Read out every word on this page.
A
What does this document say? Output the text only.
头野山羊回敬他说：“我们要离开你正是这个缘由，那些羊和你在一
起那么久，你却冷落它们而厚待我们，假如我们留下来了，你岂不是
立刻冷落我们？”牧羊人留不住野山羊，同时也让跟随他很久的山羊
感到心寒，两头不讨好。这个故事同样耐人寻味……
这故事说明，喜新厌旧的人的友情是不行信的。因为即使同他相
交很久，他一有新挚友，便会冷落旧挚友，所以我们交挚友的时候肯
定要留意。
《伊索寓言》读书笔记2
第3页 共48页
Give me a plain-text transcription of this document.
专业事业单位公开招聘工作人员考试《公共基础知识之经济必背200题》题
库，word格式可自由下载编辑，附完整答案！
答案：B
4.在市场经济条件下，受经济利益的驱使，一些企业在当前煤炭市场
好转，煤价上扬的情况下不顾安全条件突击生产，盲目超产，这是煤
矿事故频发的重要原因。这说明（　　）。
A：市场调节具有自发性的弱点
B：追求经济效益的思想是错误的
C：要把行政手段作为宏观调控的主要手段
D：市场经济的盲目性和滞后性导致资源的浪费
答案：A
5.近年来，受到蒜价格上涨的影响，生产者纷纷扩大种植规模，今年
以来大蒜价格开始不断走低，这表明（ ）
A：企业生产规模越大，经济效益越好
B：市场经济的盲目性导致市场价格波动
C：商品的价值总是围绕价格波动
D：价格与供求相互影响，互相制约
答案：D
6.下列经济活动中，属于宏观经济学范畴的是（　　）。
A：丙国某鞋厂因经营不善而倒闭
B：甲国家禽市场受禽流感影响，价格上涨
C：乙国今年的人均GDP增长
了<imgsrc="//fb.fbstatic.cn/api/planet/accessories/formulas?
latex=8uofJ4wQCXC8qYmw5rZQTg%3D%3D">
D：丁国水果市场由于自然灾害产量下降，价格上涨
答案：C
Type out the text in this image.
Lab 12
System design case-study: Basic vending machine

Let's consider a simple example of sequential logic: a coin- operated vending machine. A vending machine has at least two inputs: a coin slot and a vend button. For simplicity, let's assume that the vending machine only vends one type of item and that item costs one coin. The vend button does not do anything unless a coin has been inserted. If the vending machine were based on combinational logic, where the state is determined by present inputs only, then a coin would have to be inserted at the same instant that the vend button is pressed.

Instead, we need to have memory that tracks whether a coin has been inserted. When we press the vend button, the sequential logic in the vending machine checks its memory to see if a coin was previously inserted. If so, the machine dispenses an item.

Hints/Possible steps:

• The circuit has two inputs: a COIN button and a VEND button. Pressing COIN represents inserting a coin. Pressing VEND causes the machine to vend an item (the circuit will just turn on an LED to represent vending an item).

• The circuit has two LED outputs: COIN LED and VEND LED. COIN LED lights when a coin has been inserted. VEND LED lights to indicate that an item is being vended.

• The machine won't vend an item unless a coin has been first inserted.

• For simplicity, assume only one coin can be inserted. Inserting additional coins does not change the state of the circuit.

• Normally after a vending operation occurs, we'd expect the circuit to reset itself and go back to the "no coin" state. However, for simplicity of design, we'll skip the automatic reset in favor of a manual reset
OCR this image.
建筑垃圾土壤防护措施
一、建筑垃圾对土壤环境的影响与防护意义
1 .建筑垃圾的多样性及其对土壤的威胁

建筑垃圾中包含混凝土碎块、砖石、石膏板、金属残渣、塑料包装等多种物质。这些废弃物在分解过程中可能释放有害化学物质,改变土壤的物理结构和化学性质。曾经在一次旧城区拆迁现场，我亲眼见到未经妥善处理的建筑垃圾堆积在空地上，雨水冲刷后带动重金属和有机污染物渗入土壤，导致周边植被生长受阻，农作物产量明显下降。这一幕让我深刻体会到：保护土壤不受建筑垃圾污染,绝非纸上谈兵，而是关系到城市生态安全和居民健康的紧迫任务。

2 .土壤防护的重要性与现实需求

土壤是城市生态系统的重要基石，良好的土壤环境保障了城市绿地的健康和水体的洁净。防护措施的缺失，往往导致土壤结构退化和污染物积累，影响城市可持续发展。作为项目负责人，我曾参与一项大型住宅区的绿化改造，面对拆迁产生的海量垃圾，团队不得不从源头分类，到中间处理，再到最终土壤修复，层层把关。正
_ _ _ _
TO DO: Repeat exactly, and only, the lines from the line with "OCR this image." through the end of the listing above, both ends included.

FINISHED TASK:
OCR this image.
建筑垃圾土壤防护措施
一、建筑垃圾对土壤环境的影响与防护意义
1 .建筑垃圾的多样性及其对土壤的威胁

建筑垃圾中包含混凝土碎块、砖石、石膏板、金属残渣、塑料包装等多种物质。这些废弃物在分解过程中可能释放有害化学物质,改变土壤的物理结构和化学性质。曾经在一次旧城区拆迁现场，我亲眼见到未经妥善处理的建筑垃圾堆积在空地上，雨水冲刷后带动重金属和有机污染物渗入土壤，导致周边植被生长受阻，农作物产量明显下降。这一幕让我深刻体会到：保护土壤不受建筑垃圾污染,绝非纸上谈兵，而是关系到城市生态安全和居民健康的紧迫任务。

2 .土壤防护的重要性与现实需求

土壤是城市生态系统的重要基石，良好的土壤环境保障了城市绿地的健康和水体的洁净。防护措施的缺失，往往导致土壤结构退化和污染物积累，影响城市可持续发展。作为项目负责人，我曾参与一项大型住宅区的绿化改造，面对拆迁产生的海量垃圾，团队不得不从源头分类，到中间处理，再到最终土壤修复，层层把关。正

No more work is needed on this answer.